Task to complete
State how many lines in the records hold the word "this", giving the number and no other text.

(Stored data entries)
%%

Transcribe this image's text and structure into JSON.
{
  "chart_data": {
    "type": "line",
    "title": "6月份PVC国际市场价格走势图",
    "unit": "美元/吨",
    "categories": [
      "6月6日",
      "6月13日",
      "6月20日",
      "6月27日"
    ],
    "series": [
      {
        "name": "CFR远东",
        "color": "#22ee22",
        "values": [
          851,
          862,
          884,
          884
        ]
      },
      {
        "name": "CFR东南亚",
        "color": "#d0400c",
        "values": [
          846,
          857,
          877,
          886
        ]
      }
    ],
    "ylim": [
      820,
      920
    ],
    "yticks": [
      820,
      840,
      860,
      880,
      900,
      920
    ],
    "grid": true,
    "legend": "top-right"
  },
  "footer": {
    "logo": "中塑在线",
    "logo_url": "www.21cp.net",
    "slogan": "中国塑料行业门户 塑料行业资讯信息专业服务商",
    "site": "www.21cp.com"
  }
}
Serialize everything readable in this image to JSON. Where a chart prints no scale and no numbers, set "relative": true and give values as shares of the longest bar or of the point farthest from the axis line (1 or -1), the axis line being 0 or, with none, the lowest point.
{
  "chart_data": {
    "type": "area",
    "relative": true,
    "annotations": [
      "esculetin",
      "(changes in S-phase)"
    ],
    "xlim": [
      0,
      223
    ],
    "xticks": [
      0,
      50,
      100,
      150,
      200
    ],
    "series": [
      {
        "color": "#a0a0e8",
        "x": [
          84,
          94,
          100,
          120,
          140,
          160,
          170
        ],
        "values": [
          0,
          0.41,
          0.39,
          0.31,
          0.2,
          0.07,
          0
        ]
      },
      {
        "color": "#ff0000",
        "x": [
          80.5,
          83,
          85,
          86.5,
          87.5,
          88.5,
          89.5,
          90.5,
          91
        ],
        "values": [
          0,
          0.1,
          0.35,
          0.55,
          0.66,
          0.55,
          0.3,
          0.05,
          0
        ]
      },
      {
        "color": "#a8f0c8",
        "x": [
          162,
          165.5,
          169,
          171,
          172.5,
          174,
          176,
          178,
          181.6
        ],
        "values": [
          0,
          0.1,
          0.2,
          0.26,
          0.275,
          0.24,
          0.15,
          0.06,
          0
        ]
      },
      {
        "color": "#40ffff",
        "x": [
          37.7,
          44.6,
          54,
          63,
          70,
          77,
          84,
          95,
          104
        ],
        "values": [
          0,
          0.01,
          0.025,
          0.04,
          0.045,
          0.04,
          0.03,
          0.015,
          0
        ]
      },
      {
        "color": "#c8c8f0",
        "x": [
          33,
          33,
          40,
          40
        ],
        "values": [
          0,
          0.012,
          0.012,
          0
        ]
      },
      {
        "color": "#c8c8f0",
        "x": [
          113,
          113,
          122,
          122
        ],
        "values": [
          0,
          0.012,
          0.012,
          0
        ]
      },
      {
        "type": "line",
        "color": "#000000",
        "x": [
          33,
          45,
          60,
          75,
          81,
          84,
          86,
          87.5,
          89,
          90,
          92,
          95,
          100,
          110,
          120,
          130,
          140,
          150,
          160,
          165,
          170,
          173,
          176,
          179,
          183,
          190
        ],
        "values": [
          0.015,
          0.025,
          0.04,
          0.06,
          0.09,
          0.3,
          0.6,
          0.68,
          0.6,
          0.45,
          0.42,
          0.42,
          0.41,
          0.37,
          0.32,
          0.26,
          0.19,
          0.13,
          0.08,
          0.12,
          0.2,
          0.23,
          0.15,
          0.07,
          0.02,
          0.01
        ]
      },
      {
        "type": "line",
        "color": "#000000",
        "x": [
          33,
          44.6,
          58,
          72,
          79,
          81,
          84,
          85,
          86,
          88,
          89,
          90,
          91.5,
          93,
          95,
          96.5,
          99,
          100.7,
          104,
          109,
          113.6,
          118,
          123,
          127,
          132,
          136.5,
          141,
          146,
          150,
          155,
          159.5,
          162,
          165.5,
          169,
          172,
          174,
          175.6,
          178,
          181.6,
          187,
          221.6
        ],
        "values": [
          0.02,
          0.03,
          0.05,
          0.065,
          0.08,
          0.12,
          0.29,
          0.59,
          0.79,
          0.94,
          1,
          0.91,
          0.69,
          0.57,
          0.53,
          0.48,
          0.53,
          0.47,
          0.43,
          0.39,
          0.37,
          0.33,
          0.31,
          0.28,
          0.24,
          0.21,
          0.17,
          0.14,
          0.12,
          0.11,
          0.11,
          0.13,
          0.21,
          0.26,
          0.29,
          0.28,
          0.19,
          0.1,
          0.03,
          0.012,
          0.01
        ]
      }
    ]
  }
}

%%

Finished task
2